Extract every line of the entries below and reproduce each one verbatim.

▬▬▬

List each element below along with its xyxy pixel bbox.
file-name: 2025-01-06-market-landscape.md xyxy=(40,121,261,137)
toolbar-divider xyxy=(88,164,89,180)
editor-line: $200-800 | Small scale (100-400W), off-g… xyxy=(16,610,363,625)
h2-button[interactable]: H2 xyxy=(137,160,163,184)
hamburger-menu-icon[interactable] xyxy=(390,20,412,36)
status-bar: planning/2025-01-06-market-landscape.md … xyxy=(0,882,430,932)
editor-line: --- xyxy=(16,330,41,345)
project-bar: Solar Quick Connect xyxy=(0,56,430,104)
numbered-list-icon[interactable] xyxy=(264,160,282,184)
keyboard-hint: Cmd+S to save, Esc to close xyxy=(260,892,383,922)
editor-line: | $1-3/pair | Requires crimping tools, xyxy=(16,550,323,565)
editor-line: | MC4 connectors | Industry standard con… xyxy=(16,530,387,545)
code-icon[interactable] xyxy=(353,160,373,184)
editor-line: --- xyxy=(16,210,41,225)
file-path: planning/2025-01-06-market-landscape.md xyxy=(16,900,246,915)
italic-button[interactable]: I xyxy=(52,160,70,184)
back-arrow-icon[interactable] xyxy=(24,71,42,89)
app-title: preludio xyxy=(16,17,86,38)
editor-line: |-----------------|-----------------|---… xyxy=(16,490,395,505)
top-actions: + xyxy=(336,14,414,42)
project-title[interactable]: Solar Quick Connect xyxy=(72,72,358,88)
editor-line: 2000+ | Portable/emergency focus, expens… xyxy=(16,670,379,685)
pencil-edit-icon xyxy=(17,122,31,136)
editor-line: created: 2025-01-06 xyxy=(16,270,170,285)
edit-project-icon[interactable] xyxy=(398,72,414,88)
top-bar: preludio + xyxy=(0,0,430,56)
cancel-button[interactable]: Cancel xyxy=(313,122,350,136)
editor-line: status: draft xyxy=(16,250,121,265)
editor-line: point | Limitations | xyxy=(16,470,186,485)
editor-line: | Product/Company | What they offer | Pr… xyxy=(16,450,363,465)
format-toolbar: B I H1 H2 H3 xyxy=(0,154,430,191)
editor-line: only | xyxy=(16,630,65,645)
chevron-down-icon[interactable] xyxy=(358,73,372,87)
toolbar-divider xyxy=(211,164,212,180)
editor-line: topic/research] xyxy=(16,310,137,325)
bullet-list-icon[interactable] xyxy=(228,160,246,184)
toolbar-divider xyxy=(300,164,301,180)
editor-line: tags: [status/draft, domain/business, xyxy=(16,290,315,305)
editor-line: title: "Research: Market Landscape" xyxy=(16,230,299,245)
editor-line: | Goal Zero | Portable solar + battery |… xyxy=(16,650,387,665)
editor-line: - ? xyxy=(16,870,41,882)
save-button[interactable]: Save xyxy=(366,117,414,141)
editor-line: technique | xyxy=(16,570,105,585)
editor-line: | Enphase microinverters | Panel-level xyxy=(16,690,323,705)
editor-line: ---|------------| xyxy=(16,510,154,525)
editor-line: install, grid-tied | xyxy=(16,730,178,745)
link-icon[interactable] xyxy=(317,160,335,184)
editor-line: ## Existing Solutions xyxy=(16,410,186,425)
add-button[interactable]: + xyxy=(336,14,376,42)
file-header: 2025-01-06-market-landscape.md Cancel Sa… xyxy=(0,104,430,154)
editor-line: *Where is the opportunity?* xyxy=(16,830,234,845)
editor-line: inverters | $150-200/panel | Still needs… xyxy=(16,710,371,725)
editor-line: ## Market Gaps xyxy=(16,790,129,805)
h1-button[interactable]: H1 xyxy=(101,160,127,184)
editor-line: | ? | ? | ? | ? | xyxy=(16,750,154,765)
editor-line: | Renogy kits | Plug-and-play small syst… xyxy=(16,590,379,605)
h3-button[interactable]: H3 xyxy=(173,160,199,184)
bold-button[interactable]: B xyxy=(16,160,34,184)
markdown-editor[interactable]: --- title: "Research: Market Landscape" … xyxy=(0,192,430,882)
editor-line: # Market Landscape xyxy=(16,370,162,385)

▬▬▬

SOLUTION TO THIS EXERCISE:
List each element below along with its xyxy pixel bbox.
file-name: 2025-01-06-market-landscape.md xyxy=(40,121,261,137)
toolbar-divider xyxy=(88,164,89,180)
editor-line: $200-800 | Small scale (100-400W), off-g… xyxy=(16,610,363,625)
h2-button[interactable]: H2 xyxy=(137,160,163,184)
hamburger-menu-icon[interactable] xyxy=(390,20,412,36)
status-bar: planning/2025-01-06-market-landscape.md … xyxy=(0,882,430,932)
editor-line: --- xyxy=(16,330,41,345)
project-bar: Solar Quick Connect xyxy=(0,56,430,104)
numbered-list-icon[interactable] xyxy=(264,160,282,184)
keyboard-hint: Cmd+S to save, Esc to close xyxy=(260,892,383,922)
editor-line: | $1-3/pair | Requires crimping tools, xyxy=(16,550,323,565)
editor-line: | MC4 connectors | Industry standard con… xyxy=(16,530,387,545)
code-icon[interactable] xyxy=(353,160,373,184)
editor-line: --- xyxy=(16,210,41,225)
file-path: planning/2025-01-06-market-landscape.md xyxy=(16,900,246,915)
italic-button[interactable]: I xyxy=(52,160,70,184)
back-arrow-icon[interactable] xyxy=(24,71,42,89)
app-title: preludio xyxy=(16,17,86,38)
editor-line: |-----------------|-----------------|---… xyxy=(16,490,395,505)
top-actions: + xyxy=(336,14,414,42)
project-title[interactable]: Solar Quick Connect xyxy=(72,72,358,88)
editor-line: 2000+ | Portable/emergency focus, expens… xyxy=(16,670,379,685)
pencil-edit-icon xyxy=(17,122,31,136)
editor-line: created: 2025-01-06 xyxy=(16,270,170,285)
edit-project-icon[interactable] xyxy=(398,72,414,88)
top-bar: preludio + xyxy=(0,0,430,56)
cancel-button[interactable]: Cancel xyxy=(313,122,350,136)
editor-line: status: draft xyxy=(16,250,121,265)
editor-line: point | Limitations | xyxy=(16,470,186,485)
editor-line: | Product/Company | What they offer | Pr… xyxy=(16,450,363,465)
format-toolbar: B I H1 H2 H3 xyxy=(0,154,430,191)
editor-line: only | xyxy=(16,630,65,645)
chevron-down-icon[interactable] xyxy=(358,73,372,87)
toolbar-divider xyxy=(211,164,212,180)
editor-line: topic/research] xyxy=(16,310,137,325)
bullet-list-icon[interactable] xyxy=(228,160,246,184)
toolbar-divider xyxy=(300,164,301,180)
editor-line: tags: [status/draft, domain/business, xyxy=(16,290,315,305)
editor-line: title: "Research: Market Landscape" xyxy=(16,230,299,245)
editor-line: | Goal Zero | Portable solar + battery |… xyxy=(16,650,387,665)
editor-line: - ? xyxy=(16,870,41,882)
save-button[interactable]: Save xyxy=(366,117,414,141)
editor-line: technique | xyxy=(16,570,105,585)
editor-line: | Enphase microinverters | Panel-level xyxy=(16,690,323,705)
editor-line: ---|------------| xyxy=(16,510,154,525)
editor-line: install, grid-tied | xyxy=(16,730,178,745)
link-icon[interactable] xyxy=(317,160,335,184)
editor-line: ## Existing Solutions xyxy=(16,410,186,425)
add-button[interactable]: + xyxy=(336,14,376,42)
file-header: 2025-01-06-market-landscape.md Cancel Sa… xyxy=(0,104,430,154)
editor-line: *Where is the opportunity?* xyxy=(16,830,234,845)
editor-line: inverters | $150-200/panel | Still needs… xyxy=(16,710,371,725)
editor-line: ## Market Gaps xyxy=(16,790,129,805)
h1-button[interactable]: H1 xyxy=(101,160,127,184)
editor-line: | ? | ? | ? | ? | xyxy=(16,750,154,765)
editor-line: | Renogy kits | Plug-and-play small syst… xyxy=(16,590,379,605)
h3-button[interactable]: H3 xyxy=(173,160,199,184)
bold-button[interactable]: B xyxy=(16,160,34,184)
markdown-editor[interactable]: --- title: "Research: Market Landscape" … xyxy=(0,192,430,882)
editor-line: # Market Landscape xyxy=(16,370,162,385)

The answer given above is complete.